Scan the lines below for the word "когда". Copy each line you find it in.

[Dataset rows]
--------
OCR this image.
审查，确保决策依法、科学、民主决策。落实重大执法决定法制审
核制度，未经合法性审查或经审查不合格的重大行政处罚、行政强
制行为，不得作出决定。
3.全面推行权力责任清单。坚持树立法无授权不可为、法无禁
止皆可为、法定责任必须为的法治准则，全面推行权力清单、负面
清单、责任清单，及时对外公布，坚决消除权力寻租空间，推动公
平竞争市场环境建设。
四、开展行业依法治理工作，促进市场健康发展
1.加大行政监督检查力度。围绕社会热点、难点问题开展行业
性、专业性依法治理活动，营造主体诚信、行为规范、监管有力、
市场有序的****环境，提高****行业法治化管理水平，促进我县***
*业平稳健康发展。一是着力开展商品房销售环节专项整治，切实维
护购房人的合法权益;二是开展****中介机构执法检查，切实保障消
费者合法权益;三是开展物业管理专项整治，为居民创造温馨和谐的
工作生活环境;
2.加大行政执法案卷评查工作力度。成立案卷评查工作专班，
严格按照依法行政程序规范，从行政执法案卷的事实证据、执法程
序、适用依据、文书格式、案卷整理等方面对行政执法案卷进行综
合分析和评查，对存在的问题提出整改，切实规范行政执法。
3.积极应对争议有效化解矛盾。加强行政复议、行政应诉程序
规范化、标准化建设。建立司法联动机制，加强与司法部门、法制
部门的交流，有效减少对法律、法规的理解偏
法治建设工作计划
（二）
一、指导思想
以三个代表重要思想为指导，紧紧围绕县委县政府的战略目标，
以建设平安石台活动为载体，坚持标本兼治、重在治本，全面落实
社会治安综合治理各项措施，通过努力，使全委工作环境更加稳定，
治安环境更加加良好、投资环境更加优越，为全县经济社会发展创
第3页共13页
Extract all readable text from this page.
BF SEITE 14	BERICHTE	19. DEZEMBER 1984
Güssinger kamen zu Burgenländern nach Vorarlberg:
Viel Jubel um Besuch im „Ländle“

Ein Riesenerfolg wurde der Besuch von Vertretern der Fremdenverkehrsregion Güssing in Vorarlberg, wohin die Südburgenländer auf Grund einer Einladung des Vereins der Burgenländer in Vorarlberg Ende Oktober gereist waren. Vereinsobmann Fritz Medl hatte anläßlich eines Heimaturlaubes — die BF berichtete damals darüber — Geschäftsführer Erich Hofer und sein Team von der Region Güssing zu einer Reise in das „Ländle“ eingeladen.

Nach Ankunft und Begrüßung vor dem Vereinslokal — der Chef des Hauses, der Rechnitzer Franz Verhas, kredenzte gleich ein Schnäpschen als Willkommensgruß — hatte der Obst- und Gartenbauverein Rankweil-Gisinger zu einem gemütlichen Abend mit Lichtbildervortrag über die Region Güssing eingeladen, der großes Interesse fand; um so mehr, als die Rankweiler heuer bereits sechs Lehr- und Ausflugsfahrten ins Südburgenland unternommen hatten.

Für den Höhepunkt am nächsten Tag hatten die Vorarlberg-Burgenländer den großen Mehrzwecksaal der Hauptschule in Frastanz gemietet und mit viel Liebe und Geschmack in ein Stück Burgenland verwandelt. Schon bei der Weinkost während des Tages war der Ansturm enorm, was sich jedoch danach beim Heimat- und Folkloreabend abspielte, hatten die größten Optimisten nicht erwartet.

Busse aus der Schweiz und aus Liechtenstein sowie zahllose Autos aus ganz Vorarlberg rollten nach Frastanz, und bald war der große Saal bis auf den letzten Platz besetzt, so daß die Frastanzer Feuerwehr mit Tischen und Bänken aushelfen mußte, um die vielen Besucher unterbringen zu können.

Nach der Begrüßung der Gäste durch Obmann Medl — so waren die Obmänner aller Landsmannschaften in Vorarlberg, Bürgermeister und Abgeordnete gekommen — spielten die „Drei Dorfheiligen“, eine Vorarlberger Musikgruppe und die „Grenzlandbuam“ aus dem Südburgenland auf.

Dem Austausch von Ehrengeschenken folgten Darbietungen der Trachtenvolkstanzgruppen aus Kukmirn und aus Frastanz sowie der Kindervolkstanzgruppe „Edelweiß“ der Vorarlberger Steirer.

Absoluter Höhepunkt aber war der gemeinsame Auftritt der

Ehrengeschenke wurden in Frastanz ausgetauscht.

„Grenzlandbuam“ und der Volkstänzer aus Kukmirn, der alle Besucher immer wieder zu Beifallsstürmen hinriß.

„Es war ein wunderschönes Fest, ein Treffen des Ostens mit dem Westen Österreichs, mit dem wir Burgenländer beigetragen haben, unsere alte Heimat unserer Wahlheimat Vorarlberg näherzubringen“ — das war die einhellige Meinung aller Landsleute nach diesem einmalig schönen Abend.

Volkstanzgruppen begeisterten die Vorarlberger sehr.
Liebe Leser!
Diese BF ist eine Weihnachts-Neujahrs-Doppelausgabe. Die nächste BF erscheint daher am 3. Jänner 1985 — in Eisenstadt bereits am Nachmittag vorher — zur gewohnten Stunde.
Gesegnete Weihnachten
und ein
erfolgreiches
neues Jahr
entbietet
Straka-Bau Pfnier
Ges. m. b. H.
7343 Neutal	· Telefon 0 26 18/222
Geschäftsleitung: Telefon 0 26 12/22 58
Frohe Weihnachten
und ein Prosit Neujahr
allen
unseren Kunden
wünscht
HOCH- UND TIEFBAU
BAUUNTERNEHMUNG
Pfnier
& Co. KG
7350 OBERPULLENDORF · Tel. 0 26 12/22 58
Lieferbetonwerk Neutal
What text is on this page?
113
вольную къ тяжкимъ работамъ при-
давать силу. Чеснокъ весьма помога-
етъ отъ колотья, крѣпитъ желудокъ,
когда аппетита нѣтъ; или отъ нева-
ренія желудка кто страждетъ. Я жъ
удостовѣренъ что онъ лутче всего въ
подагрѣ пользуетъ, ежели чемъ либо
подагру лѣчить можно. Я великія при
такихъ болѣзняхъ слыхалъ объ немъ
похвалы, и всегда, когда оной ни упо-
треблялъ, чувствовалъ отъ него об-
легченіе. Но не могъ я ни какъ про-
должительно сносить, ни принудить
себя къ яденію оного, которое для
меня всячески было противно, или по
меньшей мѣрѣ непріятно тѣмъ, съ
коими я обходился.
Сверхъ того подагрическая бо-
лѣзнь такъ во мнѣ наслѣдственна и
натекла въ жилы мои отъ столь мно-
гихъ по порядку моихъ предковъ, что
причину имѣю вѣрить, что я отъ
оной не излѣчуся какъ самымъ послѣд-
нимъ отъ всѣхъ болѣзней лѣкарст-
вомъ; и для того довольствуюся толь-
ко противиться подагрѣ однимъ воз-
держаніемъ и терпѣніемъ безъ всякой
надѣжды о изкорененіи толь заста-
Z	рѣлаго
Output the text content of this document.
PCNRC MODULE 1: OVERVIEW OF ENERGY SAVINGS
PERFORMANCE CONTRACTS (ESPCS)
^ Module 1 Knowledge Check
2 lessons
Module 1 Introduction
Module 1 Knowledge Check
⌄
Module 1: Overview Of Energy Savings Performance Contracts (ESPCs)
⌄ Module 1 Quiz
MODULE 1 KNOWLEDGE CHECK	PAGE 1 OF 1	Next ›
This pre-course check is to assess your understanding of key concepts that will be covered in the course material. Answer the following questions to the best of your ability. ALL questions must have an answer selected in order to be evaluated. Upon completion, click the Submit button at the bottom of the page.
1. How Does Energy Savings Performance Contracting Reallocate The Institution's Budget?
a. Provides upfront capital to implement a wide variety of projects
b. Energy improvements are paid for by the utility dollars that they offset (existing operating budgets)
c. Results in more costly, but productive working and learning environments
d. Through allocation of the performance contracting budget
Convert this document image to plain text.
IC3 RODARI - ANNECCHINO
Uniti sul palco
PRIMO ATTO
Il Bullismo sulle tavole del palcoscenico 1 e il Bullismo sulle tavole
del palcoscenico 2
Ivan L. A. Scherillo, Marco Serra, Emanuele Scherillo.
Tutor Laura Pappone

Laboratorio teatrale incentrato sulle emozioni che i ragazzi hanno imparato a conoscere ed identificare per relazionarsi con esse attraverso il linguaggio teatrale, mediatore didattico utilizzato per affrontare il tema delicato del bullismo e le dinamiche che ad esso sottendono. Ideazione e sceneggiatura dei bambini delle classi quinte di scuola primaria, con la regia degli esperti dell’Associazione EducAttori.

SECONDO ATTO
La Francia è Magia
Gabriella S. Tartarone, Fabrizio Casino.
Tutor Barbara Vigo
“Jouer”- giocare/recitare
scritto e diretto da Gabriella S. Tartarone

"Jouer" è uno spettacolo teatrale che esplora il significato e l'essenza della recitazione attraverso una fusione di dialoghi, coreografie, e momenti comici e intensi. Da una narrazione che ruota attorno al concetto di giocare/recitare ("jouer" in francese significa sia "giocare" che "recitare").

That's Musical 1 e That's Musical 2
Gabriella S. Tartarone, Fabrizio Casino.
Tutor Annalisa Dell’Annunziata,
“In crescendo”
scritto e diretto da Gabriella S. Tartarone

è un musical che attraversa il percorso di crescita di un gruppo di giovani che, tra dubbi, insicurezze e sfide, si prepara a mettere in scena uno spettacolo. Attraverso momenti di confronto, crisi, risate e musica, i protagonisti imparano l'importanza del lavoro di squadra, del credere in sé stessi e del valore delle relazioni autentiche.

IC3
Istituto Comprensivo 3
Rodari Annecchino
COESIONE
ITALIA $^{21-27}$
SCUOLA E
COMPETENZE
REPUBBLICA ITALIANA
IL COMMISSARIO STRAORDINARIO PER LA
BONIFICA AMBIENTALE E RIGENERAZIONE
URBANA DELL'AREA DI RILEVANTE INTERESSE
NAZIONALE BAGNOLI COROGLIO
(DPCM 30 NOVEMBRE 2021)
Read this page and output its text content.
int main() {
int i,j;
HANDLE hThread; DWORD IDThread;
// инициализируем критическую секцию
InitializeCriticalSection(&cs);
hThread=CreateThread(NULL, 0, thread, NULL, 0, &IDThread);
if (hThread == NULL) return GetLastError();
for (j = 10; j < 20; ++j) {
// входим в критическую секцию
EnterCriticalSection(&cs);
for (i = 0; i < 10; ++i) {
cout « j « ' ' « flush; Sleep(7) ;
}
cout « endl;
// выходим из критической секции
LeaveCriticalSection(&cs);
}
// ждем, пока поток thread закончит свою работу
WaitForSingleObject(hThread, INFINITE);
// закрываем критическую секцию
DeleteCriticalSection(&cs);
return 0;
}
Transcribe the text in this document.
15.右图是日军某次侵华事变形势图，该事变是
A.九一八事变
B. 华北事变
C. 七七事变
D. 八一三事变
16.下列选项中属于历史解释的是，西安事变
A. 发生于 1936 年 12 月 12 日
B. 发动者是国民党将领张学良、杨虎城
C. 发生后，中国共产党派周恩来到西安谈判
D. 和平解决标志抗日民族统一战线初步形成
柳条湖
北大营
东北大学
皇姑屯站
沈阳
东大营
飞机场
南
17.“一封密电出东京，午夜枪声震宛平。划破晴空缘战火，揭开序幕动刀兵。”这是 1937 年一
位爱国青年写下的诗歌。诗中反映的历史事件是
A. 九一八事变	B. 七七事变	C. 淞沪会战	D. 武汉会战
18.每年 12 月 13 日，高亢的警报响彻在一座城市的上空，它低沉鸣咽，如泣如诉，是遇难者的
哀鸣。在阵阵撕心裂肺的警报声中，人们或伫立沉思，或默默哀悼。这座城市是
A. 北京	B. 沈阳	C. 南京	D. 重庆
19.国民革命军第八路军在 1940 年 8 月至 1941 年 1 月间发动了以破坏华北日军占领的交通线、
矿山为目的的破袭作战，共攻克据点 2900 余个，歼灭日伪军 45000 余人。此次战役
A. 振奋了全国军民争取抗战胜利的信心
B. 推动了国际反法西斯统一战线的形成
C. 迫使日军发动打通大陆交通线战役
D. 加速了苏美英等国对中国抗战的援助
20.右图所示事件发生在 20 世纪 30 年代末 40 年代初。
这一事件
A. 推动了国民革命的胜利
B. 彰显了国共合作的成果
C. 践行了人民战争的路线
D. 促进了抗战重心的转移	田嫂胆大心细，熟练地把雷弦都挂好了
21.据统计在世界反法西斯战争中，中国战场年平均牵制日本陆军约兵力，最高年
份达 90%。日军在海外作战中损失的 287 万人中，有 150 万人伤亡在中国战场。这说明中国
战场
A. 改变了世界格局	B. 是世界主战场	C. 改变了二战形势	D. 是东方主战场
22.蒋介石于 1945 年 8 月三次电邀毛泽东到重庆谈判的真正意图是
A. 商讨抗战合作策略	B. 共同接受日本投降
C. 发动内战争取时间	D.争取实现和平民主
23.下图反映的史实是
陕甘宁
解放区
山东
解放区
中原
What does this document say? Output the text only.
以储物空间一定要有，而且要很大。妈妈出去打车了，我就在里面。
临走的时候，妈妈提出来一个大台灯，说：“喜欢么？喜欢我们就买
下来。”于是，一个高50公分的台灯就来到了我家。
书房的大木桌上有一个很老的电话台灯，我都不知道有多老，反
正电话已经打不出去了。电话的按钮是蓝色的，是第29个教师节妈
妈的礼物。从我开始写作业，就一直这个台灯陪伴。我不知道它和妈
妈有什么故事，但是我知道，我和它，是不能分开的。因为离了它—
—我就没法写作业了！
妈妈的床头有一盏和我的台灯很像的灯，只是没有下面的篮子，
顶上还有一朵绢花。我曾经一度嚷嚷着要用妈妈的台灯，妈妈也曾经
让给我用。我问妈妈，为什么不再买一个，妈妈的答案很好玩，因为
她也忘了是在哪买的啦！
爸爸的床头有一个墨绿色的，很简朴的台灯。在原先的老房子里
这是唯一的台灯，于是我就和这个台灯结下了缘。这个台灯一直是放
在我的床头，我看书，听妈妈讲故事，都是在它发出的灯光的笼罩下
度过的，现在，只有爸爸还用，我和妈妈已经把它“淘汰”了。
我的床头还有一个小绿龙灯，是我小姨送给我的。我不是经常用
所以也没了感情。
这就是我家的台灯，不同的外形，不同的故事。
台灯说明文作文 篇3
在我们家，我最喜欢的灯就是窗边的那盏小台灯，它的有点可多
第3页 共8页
--------
Answer to this task:
когда аппетита нѣтъ; или отъ нева-
похвалы, и всегда, когда оной ни упо-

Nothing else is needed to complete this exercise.